── EXTRACT TO READ

Looking at the coastline of what we now call the Maremma in Tuscany you might have a hard time believing that in the 6th century BCE these beaches and hills were home to one of the world’s most mystical and innovative civilizations. Today much of the area has been turned into beachfront playland where inland dwellers flock in the summer to escape the oppressive mugginess that no amount of fanning will blow away. However, long before the appearance of the many gelateria, flip-flop shops and a swimsuit boutiques this was the area where the Etruscans settled, fished, farmed, smelted iron (so much iron that they’re credited with being among the harbingers of the Iron Age) made wine and praised their gods.
The Etruscans recognized early on the great potential of the area. Beyond the abundance of fish in the sea, game in the woods and iron ore in the northern hills and on the island of Elba there were luxurious mineral springs and the soft, limestone hills called tufa — a type of earth ideal for carving homes, shops, kilns, furnaces, roads, cellars and tombs. This abundance of life’s necessities in one sunny region surely had to have been placed there for them by kind and munificent gods. As a testament to this seeming spiritual inescapability of the area the Etruscans stayed. Not just the duration of their lives but into their afterlives, taking their eternal rest in the hundreds of tombs and necropoli that have been discovered throughout much of the Maremma.
By the 4th century BCE the absorbtion of the Etruscan civilization into the Roman Empire was complete and the complexion of the region began to shift into a less habitable state. Depopulation along with some seismic activity turned the lowlands to swamps and the villages, vineyards and pastures became overgrown. Sections of the region were largely forgotten for centuries and those areas that were viable as farmland or for building ports, were repeatedly fought over by Sienese, Pisan and Florentine armies, then Napoleon’s troops. By the mid-1800s the coastal marshlands were considered to be some of the most dangerous places in Italy, home to bandit hideouts and mosquito infested swamps. The average life-expectancy of a male living in the region from Pisa to the north and Grosetto to the south was 18 years. Number one cause of death: malaria.
Into the 20th century the condition of the region began to change. During the Mussolini years the swamps were re-drained and the resort town of Piombino developed as a favorite vacation spot for Fascists who had grown rich through corruption. After the war the town of Bolgheri was revitalized and grew to great fame entirely because of Incisa della Rochetta who planted what are now his famous vineyards with cuttings from Chateau Lafite-Rothschild hoping to create a Bordeaux in Italy.
Despite the ups and downs in the region’s past there remains a somewhat reclusive hideout feel to the area. The Maremma has maintained an aura of mystery and has carried through time a reputation for being a magical place where the ghosts of Etruscans deities still sit on the hilltops watching the fortunes of men rise and fall. It is this quasi-mythical aura that continues to lure certain people to the region and in some cases is so otherworldly and compelling that it entices them to stay.

────
── RECORDS SHOWN

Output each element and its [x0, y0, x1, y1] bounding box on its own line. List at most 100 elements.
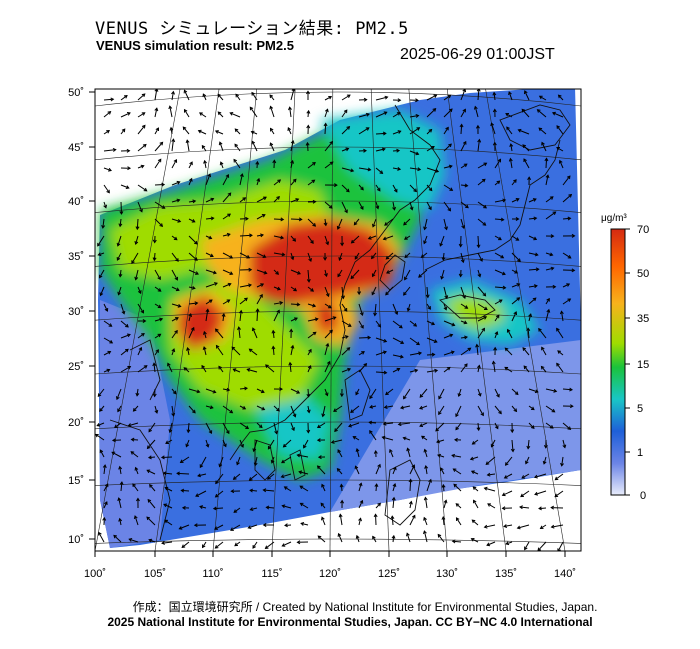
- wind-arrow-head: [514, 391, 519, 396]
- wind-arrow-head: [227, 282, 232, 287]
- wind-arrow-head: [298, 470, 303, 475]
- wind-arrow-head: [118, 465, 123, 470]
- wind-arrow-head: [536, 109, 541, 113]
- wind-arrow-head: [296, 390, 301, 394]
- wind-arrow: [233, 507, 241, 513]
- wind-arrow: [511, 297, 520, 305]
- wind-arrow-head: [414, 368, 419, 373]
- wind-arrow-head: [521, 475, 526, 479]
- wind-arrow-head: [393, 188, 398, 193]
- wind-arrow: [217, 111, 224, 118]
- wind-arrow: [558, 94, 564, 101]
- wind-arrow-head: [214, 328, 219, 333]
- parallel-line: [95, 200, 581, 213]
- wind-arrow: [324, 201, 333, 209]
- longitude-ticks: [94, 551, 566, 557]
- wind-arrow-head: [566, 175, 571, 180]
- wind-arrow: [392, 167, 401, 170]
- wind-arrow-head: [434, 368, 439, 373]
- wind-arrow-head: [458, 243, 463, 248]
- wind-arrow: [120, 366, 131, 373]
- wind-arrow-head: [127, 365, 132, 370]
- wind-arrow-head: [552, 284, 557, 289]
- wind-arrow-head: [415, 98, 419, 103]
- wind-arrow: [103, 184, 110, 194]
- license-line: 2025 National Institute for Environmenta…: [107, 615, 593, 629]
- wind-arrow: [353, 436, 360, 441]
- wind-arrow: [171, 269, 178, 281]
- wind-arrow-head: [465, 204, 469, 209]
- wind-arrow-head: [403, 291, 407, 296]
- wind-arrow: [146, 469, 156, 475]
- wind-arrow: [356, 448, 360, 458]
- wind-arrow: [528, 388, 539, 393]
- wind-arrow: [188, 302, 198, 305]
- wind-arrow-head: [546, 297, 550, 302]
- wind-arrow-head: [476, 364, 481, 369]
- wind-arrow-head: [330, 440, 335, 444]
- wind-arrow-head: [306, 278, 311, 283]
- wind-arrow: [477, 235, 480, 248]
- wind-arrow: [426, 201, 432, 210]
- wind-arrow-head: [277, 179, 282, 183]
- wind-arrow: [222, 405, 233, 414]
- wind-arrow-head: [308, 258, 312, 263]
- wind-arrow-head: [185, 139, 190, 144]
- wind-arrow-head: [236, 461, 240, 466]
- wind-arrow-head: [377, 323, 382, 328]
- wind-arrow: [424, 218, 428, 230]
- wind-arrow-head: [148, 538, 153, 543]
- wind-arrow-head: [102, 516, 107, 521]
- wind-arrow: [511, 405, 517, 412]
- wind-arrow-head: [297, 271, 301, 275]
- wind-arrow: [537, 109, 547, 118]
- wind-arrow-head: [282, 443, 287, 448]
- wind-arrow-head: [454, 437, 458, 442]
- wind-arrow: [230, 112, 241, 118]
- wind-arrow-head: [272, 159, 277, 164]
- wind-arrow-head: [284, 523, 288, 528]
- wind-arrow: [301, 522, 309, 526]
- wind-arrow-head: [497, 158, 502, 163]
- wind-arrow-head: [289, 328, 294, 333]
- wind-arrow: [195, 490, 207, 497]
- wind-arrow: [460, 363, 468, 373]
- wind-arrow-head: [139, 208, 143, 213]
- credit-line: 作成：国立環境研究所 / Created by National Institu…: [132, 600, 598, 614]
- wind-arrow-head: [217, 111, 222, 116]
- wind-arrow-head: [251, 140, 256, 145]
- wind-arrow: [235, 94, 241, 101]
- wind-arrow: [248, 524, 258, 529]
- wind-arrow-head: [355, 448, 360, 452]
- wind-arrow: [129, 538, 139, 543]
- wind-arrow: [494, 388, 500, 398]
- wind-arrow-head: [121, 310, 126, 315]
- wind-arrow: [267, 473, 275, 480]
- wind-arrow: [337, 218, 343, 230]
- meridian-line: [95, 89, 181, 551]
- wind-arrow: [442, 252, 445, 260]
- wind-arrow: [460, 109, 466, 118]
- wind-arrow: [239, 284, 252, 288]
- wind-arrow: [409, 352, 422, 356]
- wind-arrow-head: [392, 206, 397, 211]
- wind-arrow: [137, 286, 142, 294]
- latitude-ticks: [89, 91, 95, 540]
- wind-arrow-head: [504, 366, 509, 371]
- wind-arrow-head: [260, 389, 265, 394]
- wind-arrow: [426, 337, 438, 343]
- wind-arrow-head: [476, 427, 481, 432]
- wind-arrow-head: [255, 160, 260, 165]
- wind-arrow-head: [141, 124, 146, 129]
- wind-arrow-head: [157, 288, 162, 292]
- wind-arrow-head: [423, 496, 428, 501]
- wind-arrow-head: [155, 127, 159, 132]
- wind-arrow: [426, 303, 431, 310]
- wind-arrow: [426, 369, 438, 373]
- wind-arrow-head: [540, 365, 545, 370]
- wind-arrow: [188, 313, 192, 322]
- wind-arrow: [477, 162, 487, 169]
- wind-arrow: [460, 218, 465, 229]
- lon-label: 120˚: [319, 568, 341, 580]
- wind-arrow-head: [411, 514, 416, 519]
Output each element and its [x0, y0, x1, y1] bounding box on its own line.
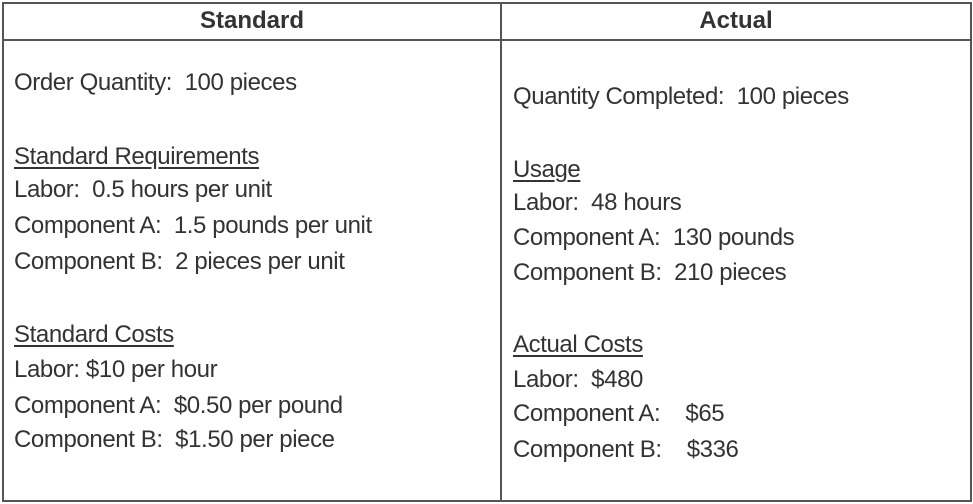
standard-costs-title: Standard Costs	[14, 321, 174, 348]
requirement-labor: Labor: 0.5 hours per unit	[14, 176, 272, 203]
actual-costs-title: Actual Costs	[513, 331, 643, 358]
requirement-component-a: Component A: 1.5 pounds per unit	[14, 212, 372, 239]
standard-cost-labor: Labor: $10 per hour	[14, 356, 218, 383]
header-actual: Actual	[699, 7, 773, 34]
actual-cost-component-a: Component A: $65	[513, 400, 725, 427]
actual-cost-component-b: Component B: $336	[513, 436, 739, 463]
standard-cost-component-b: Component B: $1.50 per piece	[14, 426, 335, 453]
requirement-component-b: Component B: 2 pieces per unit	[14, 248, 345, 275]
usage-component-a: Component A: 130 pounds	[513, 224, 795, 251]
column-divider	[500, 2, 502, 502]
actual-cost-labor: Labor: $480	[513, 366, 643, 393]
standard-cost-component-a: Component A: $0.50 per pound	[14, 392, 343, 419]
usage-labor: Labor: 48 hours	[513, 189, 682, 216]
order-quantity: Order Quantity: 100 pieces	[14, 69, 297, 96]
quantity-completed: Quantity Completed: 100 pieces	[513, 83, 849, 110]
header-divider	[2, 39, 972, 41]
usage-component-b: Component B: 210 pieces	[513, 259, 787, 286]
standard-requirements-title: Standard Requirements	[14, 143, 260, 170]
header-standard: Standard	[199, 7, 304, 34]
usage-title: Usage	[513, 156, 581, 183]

────
── RECORDS SHOWN

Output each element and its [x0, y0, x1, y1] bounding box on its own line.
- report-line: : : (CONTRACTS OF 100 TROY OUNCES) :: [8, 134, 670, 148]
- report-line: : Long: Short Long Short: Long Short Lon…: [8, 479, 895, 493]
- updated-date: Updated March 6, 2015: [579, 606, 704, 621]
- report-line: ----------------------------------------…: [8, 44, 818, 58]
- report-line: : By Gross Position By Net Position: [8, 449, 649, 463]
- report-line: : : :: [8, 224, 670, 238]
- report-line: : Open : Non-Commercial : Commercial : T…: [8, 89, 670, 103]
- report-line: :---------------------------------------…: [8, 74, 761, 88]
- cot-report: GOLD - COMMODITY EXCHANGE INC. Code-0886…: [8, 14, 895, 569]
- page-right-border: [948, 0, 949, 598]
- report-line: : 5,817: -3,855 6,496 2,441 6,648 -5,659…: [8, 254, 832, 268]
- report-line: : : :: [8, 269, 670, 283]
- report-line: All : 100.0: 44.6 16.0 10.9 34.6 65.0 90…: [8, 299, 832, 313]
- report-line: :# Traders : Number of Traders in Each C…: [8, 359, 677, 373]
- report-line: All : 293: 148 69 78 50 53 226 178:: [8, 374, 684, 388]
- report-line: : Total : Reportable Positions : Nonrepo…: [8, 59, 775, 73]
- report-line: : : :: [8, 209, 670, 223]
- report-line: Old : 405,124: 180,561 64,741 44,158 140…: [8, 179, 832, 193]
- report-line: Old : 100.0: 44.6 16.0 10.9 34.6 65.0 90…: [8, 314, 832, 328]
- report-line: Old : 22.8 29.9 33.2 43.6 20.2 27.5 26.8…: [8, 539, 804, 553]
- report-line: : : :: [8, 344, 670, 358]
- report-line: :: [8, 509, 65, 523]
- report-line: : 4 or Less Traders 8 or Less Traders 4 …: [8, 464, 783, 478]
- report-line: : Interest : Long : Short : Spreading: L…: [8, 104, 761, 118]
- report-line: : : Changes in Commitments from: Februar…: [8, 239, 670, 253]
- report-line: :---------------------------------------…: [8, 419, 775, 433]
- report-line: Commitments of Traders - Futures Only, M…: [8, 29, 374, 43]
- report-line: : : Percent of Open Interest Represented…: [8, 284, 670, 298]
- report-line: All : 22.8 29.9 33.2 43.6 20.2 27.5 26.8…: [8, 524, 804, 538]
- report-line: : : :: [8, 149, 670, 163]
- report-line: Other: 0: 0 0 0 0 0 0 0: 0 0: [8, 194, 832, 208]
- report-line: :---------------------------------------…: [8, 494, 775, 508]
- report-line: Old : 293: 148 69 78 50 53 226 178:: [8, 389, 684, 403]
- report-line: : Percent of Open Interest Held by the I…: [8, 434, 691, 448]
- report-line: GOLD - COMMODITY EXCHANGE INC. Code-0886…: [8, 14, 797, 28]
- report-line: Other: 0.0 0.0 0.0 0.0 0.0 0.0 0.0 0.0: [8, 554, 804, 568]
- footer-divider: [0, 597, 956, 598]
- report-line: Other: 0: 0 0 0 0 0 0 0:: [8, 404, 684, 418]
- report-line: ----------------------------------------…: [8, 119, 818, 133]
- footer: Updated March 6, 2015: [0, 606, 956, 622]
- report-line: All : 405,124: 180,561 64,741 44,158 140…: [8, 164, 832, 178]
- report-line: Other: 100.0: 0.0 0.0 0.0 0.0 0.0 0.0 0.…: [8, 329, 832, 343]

────
── RECORDS SHOWN

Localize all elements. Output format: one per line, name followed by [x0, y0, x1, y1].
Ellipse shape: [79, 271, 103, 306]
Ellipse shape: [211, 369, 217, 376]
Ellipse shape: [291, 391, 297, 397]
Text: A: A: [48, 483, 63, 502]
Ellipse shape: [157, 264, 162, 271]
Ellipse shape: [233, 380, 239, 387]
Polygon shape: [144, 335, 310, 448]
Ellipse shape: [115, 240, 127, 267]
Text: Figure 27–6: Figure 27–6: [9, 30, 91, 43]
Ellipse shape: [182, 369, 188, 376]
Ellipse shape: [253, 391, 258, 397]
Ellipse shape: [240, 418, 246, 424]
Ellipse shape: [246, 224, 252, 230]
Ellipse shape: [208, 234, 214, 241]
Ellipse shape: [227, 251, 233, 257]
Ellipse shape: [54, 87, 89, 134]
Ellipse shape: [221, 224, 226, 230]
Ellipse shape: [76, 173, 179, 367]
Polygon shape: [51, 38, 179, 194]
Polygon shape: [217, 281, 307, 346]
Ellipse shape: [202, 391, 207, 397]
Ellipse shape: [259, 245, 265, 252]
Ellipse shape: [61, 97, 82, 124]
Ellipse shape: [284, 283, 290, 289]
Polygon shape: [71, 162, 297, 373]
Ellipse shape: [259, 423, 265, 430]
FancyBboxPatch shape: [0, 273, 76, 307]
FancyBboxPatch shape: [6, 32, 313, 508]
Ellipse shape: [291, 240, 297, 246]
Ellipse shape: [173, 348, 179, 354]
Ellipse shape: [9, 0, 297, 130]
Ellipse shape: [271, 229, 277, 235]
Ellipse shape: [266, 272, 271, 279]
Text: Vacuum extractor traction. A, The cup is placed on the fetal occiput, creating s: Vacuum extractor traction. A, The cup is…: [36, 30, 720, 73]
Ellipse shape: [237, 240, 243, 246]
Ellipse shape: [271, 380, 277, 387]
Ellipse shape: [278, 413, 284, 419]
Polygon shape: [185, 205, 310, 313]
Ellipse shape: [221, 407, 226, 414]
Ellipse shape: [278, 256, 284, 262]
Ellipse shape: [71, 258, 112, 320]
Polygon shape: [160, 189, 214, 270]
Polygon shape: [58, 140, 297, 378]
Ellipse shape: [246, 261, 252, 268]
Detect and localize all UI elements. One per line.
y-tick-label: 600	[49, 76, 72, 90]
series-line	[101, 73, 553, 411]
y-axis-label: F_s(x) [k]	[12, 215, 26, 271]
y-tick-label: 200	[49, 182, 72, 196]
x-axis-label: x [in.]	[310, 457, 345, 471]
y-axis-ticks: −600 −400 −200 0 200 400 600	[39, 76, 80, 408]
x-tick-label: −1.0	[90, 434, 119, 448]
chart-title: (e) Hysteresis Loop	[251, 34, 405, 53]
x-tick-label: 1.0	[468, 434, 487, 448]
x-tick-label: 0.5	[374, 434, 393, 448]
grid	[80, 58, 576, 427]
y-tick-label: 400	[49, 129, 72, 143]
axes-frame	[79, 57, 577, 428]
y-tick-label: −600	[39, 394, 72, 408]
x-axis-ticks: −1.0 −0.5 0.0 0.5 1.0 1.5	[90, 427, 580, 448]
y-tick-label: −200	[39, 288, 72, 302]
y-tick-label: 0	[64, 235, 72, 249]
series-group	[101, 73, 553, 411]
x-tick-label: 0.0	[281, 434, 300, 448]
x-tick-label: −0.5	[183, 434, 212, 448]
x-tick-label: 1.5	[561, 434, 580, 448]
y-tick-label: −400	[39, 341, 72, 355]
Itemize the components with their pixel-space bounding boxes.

────

[WHAT TO WORK ON]:
**a.** Can you condense the paragraph in the Maremma text that begins "Into the 20th century" into a short bulleted list that keeps its main facts?
**b.** Would you retype the passage of the Maremma text from the words "Despite the ups" up to and including the words "them to stay."?

[PROBLEM SOLUTIONS]:
**a.**
- In the 20th century, conditions in the region began to change.
- Under Mussolini, the swamps were drained again.
- Piombino grew into a resort town favored by Fascists who had grown rich through corruption.
- After the war, Bolgheri was revitalized and became famous because of Incisa della Rochetta.
- He planted vineyards with cuttings from Chateau Lafite-Rothschild, hoping to create a Bordeaux in Italy.

**b.**
Despite the ups and downs in the region’s past there remains a somewhat reclusive hideout feel to the area. The Maremma has maintained an aura of mystery and has carried through time a reputation for being a magical place where the ghosts of Etruscans deities still sit on the hilltops watching the fortunes of men rise and fall. It is this quasi-mythical aura that continues to lure certain people to the region and in some cases is so otherworldly and compelling that it entices them to stay.